*Exercise instructions:*
Quote the records below in full, exactly as given, with the images taken out.

[Extracted records]
───
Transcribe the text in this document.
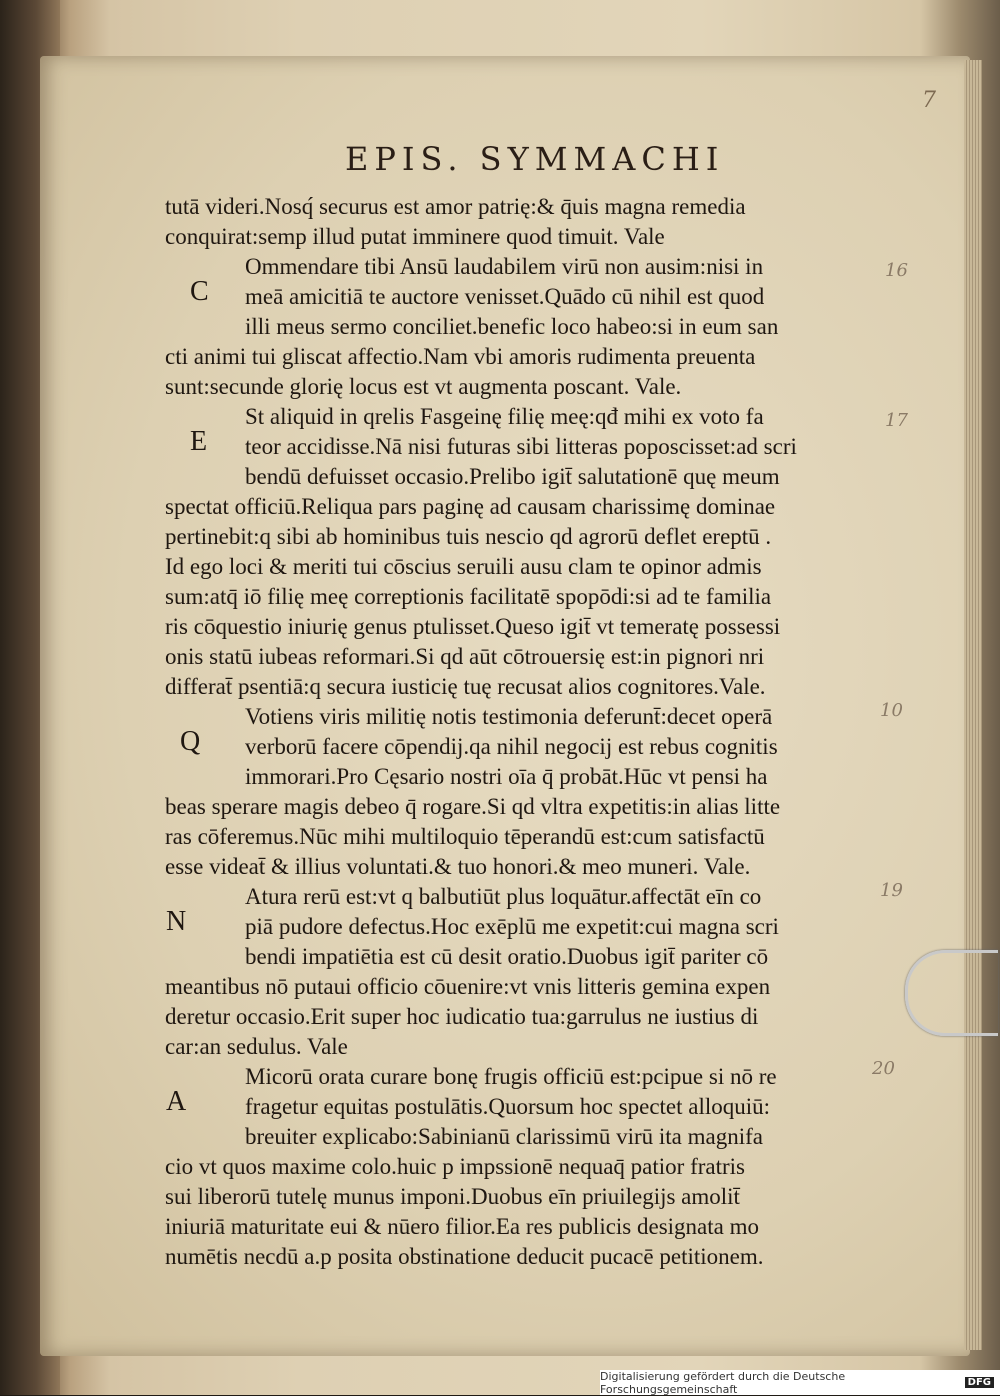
7
EPIS. SYMMACHI
tutā videri.Nosq́ securus est amor patrię:& q̄uis magna remedia
conquirat:semp illud putat imminere quod timuit. Vale
Ommendare tibi Ansū laudabilem virū non ausim:nisi in
meā amicitiā te auctore venisset.Quādo cū nihil est quod
illi meus sermo conciliet.benefic loco habeo:si in eum san
cti animi tui gliscat affectio.Nam vbi amoris rudimenta preuenta
sunt:secunde glorię locus est vt augmenta poscant. Vale.
St aliquid in qrelis Fasgeinę filię meę:qđ mihi ex voto fa
teor accidisse.Nā nisi futuras sibi litteras poposcisset:ad scri
bendū defuisset occasio.Prelibo igit̄ salutationē quę meum
spectat officiū.Reliqua pars paginę ad causam charissimę dominae
pertinebit:q sibi ab hominibus tuis nescio qd agrorū deflet ereptū .
Id ego loci & meriti tui cōscius seruili ausu clam te opinor admis
sum:atq̄ iō filię meę correptionis facilitatē spopōdi:si ad te familia
ris cōquestio iniurię genus ptulisset.Queso igit̄ vt temeratę possessi
onis statū iubeas reformari.Si qd aūt cōtrouersię est:in pignori nri
differat̄ psentiā:q secura iusticię tuę recusat alios cognitores.Vale.
Votiens viris militię notis testimonia deferunt̄:decet operā
verborū facere cōpendij.qa nihil negocij est rebus cognitis
immorari.Pro Cęsario nostri oīa q̄ probāt.Hūc vt pensi ha
beas sperare magis debeo q̄ rogare.Si qd vltra expetitis:in alias litte
ras cōferemus.Nūc mihi multiloquio tēperandū est:cum satisfactū
esse videat̄ & illius voluntati.& tuo honori.& meo muneri. Vale.
Atura rerū est:vt q balbutiūt plus loquātur.affectāt eīn co
piā pudore defectus.Hoc exēplū me expetit:cui magna scri
bendi impatiētia est cū desit oratio.Duobus igit̄ pariter cō
meantibus nō putaui officio cōuenire:vt vnis litteris gemina expen
deretur occasio.Erit super hoc iudicatio tua:garrulus ne iustius di
car:an sedulus. Vale
Micorū orata curare bonę frugis officiū est:pcipue si nō re
fragetur equitas postulātis.Quorsum hoc spectet alloquiū:
breuiter explicabo:Sabinianū clarissimū virū ita magnifa
cio vt quos maxime colo.huic p impssionē nequaq̄ patior fratris
sui liberorū tutelę munus imponi.Duobus eīn priuilegijs amolit̄
iniuriā maturitate eui & nūero filior.Ea res publicis designata mo
numētis necdū a.p posita obstinatione deducit pucacē petitionem.
C
E
Q
N
A
16
17
10
19
20
Digitalisierung gefördert durch die Deutsche Forschungsgemeinschaft	DFG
───
*Correct result:*
Transcribe the text in this document.
7
EPIS. SYMMACHI
tutā videri.Nosq́ securus est amor patrię:& q̄uis magna remedia
conquirat:semp illud putat imminere quod timuit. Vale
Ommendare tibi Ansū laudabilem virū non ausim:nisi in
meā amicitiā te auctore venisset.Quādo cū nihil est quod
illi meus sermo conciliet.benefic loco habeo:si in eum san
cti animi tui gliscat affectio.Nam vbi amoris rudimenta preuenta
sunt:secunde glorię locus est vt augmenta poscant. Vale.
St aliquid in qrelis Fasgeinę filię meę:qđ mihi ex voto fa
teor accidisse.Nā nisi futuras sibi litteras poposcisset:ad scri
bendū defuisset occasio.Prelibo igit̄ salutationē quę meum
spectat officiū.Reliqua pars paginę ad causam charissimę dominae
pertinebit:q sibi ab hominibus tuis nescio qd agrorū deflet ereptū .
Id ego loci & meriti tui cōscius seruili ausu clam te opinor admis
sum:atq̄ iō filię meę correptionis facilitatē spopōdi:si ad te familia
ris cōquestio iniurię genus ptulisset.Queso igit̄ vt temeratę possessi
onis statū iubeas reformari.Si qd aūt cōtrouersię est:in pignori nri
differat̄ psentiā:q secura iusticię tuę recusat alios cognitores.Vale.
Votiens viris militię notis testimonia deferunt̄:decet operā
verborū facere cōpendij.qa nihil negocij est rebus cognitis
immorari.Pro Cęsario nostri oīa q̄ probāt.Hūc vt pensi ha
beas sperare magis debeo q̄ rogare.Si qd vltra expetitis:in alias litte
ras cōferemus.Nūc mihi multiloquio tēperandū est:cum satisfactū
esse videat̄ & illius voluntati.& tuo honori.& meo muneri. Vale.
Atura rerū est:vt q balbutiūt plus loquātur.affectāt eīn co
piā pudore defectus.Hoc exēplū me expetit:cui magna scri
bendi impatiētia est cū desit oratio.Duobus igit̄ pariter cō
meantibus nō putaui officio cōuenire:vt vnis litteris gemina expen
deretur occasio.Erit super hoc iudicatio tua:garrulus ne iustius di
car:an sedulus. Vale
Micorū orata curare bonę frugis officiū est:pcipue si nō re
fragetur equitas postulātis.Quorsum hoc spectet alloquiū:
breuiter explicabo:Sabinianū clarissimū virū ita magnifa
cio vt quos maxime colo.huic p impssionē nequaq̄ patior fratris
sui liberorū tutelę munus imponi.Duobus eīn priuilegijs amolit̄
iniuriā maturitate eui & nūero filior.Ea res publicis designata mo
numētis necdū a.p posita obstinatione deducit pucacē petitionem.
C
E
Q
N
A
16
17
10
19
20
Digitalisierung gefördert durch die Deutsche Forschungsgemeinschaft	DFG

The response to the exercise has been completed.